In the listing below, locate the lines bearing the word "Multi". Copy every one of them.

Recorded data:
** begin **

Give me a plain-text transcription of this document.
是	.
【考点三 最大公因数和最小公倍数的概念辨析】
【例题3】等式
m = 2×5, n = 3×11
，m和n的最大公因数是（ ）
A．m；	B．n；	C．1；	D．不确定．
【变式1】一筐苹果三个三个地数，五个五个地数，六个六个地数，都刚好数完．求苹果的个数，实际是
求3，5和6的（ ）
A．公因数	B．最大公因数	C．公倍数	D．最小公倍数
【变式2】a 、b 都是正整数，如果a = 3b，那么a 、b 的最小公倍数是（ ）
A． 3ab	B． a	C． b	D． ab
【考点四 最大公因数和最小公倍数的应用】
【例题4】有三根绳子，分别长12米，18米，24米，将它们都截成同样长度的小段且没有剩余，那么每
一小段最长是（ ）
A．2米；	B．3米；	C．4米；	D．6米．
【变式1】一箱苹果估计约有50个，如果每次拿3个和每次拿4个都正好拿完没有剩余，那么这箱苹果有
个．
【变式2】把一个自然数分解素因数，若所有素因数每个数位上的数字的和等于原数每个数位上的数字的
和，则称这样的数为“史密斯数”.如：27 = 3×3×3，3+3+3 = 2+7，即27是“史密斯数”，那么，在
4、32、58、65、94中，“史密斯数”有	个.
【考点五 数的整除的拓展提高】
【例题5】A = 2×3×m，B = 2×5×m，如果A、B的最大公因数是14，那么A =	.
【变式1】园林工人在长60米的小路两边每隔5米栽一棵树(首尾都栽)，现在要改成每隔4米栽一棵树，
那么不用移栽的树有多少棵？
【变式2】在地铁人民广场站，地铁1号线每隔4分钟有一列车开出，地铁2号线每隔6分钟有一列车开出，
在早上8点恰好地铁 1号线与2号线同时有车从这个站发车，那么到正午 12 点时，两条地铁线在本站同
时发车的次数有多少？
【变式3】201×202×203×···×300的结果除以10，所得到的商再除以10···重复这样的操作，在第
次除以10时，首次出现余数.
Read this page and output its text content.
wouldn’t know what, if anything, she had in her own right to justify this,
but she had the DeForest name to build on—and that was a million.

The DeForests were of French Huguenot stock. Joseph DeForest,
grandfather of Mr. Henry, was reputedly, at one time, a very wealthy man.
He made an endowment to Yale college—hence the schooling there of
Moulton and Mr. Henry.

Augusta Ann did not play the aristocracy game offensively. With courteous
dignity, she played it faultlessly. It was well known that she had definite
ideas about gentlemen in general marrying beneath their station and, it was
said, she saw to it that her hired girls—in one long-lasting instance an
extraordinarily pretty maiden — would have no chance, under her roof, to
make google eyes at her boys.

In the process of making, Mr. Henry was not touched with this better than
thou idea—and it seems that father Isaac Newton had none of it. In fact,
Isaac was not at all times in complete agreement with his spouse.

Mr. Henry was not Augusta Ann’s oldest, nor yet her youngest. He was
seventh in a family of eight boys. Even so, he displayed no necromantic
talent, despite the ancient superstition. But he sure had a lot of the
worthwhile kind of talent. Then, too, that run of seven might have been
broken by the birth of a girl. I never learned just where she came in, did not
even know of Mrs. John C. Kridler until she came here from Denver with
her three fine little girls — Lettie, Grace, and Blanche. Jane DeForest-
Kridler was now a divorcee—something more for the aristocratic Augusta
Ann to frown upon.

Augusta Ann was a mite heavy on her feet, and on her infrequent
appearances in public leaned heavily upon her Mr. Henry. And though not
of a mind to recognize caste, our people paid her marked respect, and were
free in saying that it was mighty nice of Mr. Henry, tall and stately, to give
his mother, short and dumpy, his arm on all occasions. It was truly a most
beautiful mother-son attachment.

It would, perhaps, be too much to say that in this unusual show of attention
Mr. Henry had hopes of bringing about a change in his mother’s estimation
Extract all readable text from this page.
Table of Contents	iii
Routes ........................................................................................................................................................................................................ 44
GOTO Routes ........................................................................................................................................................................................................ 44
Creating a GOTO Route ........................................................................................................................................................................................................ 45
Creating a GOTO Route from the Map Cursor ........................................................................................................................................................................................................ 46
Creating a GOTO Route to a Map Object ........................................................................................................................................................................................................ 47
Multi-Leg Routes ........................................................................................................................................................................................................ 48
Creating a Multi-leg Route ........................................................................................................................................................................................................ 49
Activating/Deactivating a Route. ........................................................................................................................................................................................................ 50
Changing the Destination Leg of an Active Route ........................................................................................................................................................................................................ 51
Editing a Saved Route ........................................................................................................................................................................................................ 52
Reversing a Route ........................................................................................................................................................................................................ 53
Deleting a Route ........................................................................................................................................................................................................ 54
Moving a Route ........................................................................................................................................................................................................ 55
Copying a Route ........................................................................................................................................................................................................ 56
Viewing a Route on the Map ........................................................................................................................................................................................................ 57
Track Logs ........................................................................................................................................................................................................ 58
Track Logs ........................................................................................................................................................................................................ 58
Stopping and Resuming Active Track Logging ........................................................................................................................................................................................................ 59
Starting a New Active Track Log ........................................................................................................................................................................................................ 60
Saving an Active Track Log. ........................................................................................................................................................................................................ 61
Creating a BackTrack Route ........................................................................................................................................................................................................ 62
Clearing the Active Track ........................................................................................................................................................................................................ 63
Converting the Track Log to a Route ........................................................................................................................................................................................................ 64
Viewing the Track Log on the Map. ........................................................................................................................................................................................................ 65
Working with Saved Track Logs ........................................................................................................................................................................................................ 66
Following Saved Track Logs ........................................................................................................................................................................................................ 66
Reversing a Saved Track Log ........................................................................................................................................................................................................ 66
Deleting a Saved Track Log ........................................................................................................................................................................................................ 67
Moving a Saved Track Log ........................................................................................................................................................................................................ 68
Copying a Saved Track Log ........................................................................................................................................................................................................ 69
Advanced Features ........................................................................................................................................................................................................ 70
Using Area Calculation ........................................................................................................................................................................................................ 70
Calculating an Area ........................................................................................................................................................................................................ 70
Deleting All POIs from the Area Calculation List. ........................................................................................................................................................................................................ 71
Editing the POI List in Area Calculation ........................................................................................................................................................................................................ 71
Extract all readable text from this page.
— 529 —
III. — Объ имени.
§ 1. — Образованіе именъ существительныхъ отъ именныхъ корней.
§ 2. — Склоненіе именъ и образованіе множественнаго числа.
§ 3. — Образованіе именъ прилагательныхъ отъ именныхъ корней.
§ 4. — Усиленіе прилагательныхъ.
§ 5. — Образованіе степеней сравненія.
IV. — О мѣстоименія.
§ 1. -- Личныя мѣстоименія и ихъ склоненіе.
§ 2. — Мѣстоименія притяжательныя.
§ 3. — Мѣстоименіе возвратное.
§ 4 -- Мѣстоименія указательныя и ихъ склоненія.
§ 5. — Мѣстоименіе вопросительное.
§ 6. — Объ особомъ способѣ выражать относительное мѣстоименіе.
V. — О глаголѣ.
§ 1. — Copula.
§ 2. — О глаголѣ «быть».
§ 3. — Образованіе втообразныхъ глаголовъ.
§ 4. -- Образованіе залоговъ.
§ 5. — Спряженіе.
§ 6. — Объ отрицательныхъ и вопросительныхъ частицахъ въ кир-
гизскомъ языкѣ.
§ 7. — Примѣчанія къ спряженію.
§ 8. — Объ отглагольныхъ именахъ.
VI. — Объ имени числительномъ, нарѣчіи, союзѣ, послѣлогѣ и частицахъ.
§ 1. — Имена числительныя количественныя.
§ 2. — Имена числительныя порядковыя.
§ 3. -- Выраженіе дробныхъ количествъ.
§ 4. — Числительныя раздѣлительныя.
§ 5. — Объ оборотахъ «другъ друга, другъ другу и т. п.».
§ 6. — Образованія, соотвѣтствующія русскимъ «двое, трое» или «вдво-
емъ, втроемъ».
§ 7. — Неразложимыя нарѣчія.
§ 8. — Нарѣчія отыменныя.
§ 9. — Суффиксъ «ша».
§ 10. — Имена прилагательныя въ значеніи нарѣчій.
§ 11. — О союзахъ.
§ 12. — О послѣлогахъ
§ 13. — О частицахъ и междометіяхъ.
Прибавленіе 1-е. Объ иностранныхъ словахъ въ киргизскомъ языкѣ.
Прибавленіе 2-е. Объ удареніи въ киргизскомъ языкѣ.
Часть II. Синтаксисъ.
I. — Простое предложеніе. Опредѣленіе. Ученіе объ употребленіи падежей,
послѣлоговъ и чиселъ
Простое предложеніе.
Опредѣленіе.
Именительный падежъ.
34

** end **

COMPLETE RESPONSE |
Multi-Leg Routes ........................................................................................................................................................................................................ 48
Creating a Multi-leg Route ........................................................................................................................................................................................................ 49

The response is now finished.